▶ Problem to solve: Identify and pull out each line of the entries in which "Contextuales" occurs.

▶ Data listing:
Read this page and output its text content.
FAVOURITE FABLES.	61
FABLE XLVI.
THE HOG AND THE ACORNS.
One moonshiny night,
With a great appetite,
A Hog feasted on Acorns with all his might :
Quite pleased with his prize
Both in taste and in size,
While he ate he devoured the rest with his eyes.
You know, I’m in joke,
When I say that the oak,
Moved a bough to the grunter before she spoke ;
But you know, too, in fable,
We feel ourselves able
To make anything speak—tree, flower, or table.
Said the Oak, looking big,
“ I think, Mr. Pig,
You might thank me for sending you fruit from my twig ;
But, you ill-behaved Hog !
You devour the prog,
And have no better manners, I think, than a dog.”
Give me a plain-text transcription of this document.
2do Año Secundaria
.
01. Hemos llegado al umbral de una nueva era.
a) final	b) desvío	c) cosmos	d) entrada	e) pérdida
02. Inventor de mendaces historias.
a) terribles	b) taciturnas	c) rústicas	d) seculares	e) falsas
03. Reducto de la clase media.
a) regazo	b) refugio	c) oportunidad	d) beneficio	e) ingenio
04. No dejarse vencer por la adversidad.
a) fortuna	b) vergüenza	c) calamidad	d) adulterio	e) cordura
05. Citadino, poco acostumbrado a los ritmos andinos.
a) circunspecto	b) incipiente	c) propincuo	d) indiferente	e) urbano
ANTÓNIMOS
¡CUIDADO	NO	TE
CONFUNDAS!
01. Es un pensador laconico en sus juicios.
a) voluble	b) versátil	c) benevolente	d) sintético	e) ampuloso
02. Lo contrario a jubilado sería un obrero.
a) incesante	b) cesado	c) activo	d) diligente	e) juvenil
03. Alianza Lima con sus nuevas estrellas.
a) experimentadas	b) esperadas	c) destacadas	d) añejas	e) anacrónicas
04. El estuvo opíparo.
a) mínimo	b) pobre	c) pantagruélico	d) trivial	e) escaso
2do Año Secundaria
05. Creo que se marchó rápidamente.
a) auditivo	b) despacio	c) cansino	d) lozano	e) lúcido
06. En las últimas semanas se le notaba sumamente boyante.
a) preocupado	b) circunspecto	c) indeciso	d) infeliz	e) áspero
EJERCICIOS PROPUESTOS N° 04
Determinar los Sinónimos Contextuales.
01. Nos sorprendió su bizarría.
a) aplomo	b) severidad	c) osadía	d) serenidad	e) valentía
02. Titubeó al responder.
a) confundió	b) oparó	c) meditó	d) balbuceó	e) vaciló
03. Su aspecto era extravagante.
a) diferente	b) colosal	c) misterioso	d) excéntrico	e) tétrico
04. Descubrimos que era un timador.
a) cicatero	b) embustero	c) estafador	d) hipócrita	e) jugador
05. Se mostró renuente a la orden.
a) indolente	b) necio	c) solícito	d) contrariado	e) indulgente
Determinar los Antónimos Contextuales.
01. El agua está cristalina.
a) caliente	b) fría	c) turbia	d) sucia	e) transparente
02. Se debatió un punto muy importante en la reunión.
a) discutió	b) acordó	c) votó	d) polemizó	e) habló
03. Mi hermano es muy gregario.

▶ Final answer:
Determinar los Sinónimos Contextuales.
Determinar los Antónimos Contextuales.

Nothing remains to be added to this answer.